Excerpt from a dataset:
** start **

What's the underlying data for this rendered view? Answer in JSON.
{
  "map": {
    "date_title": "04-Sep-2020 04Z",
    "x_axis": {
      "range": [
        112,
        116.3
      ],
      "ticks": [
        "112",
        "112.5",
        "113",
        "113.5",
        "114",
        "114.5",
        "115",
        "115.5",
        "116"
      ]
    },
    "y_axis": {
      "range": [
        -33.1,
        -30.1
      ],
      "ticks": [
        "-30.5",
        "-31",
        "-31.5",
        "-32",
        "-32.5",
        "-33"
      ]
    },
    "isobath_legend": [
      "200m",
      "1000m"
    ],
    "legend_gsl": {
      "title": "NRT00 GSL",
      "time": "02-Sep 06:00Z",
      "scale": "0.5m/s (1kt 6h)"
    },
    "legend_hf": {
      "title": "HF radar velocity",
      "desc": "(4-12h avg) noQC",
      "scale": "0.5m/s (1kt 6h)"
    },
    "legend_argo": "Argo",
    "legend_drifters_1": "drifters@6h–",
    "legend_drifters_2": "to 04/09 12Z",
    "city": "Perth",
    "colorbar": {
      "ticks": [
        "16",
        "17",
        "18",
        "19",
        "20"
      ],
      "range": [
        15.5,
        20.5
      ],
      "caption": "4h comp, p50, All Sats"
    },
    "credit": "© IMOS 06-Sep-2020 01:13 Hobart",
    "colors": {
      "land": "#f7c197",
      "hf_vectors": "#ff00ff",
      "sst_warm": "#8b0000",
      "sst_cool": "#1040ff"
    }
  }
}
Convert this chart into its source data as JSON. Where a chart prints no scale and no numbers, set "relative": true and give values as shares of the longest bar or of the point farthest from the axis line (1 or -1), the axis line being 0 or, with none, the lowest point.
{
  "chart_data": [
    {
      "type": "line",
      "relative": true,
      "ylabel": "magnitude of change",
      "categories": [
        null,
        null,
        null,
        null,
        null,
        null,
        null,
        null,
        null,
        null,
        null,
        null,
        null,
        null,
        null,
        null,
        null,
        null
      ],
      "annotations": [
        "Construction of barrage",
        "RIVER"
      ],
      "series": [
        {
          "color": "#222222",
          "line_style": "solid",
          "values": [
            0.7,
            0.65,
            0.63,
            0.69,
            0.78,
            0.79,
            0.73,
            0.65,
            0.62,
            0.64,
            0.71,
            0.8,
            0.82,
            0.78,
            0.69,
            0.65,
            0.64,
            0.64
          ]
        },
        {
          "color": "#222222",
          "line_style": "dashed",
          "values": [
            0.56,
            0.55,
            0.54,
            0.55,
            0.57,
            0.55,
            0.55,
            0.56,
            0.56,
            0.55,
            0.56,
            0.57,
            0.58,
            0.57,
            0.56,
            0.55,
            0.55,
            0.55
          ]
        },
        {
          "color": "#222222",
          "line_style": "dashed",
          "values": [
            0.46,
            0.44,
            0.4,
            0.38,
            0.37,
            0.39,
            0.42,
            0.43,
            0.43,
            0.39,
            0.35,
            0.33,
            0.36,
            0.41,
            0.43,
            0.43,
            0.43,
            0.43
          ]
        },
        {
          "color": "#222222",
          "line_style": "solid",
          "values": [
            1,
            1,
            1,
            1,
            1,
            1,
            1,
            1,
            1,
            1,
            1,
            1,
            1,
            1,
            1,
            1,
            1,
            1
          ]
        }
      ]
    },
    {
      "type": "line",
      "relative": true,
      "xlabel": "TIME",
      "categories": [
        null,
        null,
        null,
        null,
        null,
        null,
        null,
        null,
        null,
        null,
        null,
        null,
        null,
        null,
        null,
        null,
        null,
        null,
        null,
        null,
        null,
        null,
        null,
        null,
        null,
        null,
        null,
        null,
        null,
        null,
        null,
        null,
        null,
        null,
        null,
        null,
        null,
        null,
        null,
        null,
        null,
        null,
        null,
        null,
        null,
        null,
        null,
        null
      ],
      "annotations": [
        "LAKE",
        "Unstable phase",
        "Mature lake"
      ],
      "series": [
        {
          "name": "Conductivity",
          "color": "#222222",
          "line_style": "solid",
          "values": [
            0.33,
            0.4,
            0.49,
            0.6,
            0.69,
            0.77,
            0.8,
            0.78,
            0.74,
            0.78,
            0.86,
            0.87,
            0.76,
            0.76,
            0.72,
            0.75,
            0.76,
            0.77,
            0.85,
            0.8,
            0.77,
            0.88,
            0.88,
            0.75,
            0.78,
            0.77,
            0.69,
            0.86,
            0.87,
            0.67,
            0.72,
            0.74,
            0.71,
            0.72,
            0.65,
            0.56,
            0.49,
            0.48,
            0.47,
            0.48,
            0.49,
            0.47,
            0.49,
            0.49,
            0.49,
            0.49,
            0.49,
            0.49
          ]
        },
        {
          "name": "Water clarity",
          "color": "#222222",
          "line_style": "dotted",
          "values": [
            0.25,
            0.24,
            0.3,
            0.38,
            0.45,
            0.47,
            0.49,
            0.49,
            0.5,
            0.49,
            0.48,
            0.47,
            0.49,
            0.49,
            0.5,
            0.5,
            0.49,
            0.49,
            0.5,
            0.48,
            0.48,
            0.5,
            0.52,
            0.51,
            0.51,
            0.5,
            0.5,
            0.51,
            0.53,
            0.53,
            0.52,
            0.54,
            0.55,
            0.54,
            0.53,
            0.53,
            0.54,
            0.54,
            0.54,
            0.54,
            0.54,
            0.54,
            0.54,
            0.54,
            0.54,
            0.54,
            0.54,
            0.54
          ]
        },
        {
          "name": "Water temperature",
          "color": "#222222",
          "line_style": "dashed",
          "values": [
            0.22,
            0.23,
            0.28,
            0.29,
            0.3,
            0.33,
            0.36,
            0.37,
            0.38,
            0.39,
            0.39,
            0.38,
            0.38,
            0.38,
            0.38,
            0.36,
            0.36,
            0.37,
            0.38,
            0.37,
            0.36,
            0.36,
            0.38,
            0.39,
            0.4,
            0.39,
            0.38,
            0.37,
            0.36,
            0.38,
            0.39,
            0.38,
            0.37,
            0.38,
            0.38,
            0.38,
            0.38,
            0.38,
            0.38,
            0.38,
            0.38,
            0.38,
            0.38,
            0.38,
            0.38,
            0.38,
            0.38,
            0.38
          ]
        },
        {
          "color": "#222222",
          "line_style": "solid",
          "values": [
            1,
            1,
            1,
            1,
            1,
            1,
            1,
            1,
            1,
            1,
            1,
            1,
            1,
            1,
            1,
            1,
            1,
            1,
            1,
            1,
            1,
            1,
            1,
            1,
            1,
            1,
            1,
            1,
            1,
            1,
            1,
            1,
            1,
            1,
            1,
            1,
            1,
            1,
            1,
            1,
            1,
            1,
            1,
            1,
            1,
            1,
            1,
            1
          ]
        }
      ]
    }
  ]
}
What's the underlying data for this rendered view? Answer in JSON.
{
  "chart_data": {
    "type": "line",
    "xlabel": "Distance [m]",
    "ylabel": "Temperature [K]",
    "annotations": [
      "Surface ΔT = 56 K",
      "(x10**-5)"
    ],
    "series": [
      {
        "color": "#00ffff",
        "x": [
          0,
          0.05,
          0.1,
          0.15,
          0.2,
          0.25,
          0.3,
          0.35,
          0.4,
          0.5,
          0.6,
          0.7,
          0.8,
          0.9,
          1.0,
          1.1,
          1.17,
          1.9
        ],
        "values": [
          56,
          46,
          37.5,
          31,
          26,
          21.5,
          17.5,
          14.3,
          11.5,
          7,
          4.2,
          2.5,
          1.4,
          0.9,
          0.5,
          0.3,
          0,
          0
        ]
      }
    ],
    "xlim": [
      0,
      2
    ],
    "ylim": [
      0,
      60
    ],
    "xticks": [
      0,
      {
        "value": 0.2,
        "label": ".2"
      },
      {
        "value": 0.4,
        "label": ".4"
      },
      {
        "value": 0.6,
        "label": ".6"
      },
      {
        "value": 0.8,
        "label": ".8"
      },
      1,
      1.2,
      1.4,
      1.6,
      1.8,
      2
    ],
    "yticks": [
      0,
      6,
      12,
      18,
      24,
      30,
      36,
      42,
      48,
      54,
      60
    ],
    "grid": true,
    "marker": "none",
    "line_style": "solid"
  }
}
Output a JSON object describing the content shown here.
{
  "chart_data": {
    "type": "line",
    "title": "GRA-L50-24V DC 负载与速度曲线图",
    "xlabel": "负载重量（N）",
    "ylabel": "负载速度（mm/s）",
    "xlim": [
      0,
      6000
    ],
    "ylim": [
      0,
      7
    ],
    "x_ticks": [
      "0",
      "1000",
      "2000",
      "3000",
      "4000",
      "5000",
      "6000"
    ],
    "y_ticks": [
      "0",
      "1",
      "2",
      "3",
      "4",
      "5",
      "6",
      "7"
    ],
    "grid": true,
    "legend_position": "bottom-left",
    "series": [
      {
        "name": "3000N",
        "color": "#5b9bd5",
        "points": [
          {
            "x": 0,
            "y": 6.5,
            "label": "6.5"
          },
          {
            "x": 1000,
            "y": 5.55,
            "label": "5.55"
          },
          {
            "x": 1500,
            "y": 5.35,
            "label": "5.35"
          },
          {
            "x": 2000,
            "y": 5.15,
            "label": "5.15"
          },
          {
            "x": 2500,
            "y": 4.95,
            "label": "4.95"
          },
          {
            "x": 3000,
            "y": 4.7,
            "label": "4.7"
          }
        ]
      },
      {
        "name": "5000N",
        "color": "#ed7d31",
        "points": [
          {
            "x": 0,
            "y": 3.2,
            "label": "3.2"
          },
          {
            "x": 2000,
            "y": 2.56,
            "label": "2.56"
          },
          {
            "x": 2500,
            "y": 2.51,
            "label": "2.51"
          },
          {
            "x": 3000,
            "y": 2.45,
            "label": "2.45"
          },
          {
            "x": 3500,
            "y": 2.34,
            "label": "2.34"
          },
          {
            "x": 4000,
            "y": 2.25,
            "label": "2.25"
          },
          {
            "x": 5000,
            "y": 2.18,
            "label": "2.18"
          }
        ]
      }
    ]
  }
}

** end **

**EXERCISE REQUIREMENTS:**
Search the data for "name". Copy every matching line.

**ANSWER TO THIS EXERCISE:**
          "name": "Conductivity",
          "name": "Water clarity",
          "name": "Water temperature",
        "name": "3000N",
        "name": "5000N",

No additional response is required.